"""

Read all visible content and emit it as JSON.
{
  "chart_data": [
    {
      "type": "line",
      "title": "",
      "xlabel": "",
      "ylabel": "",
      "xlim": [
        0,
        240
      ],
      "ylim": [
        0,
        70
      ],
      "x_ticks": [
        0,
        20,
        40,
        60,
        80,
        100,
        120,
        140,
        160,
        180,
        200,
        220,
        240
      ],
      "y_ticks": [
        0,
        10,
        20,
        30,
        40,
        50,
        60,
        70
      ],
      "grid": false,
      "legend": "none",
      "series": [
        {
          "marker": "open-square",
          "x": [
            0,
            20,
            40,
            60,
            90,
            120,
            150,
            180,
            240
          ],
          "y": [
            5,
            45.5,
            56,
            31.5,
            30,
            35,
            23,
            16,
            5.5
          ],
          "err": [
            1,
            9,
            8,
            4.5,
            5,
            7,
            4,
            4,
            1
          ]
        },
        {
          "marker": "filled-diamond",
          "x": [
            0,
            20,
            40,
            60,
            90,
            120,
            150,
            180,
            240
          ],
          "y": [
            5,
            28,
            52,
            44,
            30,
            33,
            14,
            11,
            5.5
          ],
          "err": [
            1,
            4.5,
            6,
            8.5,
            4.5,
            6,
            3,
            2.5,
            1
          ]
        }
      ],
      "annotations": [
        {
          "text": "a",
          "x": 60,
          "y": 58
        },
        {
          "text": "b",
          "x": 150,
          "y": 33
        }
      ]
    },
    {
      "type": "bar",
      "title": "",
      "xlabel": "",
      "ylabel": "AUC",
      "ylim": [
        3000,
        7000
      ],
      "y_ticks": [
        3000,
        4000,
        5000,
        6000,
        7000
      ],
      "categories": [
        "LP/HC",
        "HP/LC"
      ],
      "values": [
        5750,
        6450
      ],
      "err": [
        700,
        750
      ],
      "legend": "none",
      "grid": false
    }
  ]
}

"""

PROBLEM TO WORK ON:
Print the whole listing again, exactly.

RESPONSE TO THE TASK:
Read all visible content and emit it as JSON.
{
  "chart_data": [
    {
      "type": "line",
      "title": "",
      "xlabel": "",
      "ylabel": "",
      "xlim": [
        0,
        240
      ],
      "ylim": [
        0,
        70
      ],
      "x_ticks": [
        0,
        20,
        40,
        60,
        80,
        100,
        120,
        140,
        160,
        180,
        200,
        220,
        240
      ],
      "y_ticks": [
        0,
        10,
        20,
        30,
        40,
        50,
        60,
        70
      ],
      "grid": false,
      "legend": "none",
      "series": [
        {
          "marker": "open-square",
          "x": [
            0,
            20,
            40,
            60,
            90,
            120,
            150,
            180,
            240
          ],
          "y": [
            5,
            45.5,
            56,
            31.5,
            30,
            35,
            23,
            16,
            5.5
          ],
          "err": [
            1,
            9,
            8,
            4.5,
            5,
            7,
            4,
            4,
            1
          ]
        },
        {
          "marker": "filled-diamond",
          "x": [
            0,
            20,
            40,
            60,
            90,
            120,
            150,
            180,
            240
          ],
          "y": [
            5,
            28,
            52,
            44,
            30,
            33,
            14,
            11,
            5.5
          ],
          "err": [
            1,
            4.5,
            6,
            8.5,
            4.5,
            6,
            3,
            2.5,
            1
          ]
        }
      ],
      "annotations": [
        {
          "text": "a",
          "x": 60,
          "y": 58
        },
        {
          "text": "b",
          "x": 150,
          "y": 33
        }
      ]
    },
    {
      "type": "bar",
      "title": "",
      "xlabel": "",
      "ylabel": "AUC",
      "ylim": [
        3000,
        7000
      ],
      "y_ticks": [
        3000,
        4000,
        5000,
        6000,
        7000
      ],
      "categories": [
        "LP/HC",
        "HP/LC"
      ],
      "values": [
        5750,
        6450
      ],
      "err": [
        700,
        750
      ],
      "legend": "none",
      "grid": false
    }
  ]
}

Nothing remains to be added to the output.